§ To do
Each line below has to be output exactly, from first to last.

§ Stored data
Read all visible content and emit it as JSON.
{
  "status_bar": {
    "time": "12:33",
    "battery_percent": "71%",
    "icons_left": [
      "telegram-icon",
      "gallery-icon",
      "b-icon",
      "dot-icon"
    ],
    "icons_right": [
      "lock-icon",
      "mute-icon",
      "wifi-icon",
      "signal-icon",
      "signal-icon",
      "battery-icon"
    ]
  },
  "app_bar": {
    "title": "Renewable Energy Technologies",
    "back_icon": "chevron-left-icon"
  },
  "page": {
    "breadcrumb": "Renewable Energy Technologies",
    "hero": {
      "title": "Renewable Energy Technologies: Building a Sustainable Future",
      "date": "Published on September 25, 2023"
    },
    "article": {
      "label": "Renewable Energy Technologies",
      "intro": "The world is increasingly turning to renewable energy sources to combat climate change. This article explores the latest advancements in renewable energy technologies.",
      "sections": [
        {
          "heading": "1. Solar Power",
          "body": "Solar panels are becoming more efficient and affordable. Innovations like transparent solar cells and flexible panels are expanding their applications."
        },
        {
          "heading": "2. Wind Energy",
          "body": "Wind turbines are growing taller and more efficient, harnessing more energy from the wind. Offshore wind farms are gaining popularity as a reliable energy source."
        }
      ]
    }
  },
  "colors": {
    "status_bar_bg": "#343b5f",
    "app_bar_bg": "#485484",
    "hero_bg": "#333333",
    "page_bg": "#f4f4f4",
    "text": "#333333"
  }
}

§ Your response
Read all visible content and emit it as JSON.
{
  "status_bar": {
    "time": "12:33",
    "battery_percent": "71%",
    "icons_left": [
      "telegram-icon",
      "gallery-icon",
      "b-icon",
      "dot-icon"
    ],
    "icons_right": [
      "lock-icon",
      "mute-icon",
      "wifi-icon",
      "signal-icon",
      "signal-icon",
      "battery-icon"
    ]
  },
  "app_bar": {
    "title": "Renewable Energy Technologies",
    "back_icon": "chevron-left-icon"
  },
  "page": {
    "breadcrumb": "Renewable Energy Technologies",
    "hero": {
      "title": "Renewable Energy Technologies: Building a Sustainable Future",
      "date": "Published on September 25, 2023"
    },
    "article": {
      "label": "Renewable Energy Technologies",
      "intro": "The world is increasingly turning to renewable energy sources to combat climate change. This article explores the latest advancements in renewable energy technologies.",
      "sections": [
        {
          "heading": "1. Solar Power",
          "body": "Solar panels are becoming more efficient and affordable. Innovations like transparent solar cells and flexible panels are expanding their applications."
        },
        {
          "heading": "2. Wind Energy",
          "body": "Wind turbines are growing taller and more efficient, harnessing more energy from the wind. Offshore wind farms are gaining popularity as a reliable energy source."
        }
      ]
    }
  },
  "colors": {
    "status_bar_bg": "#343b5f",
    "app_bar_bg": "#485484",
    "hero_bg": "#333333",
    "page_bg": "#f4f4f4",
    "text": "#333333"
  }
}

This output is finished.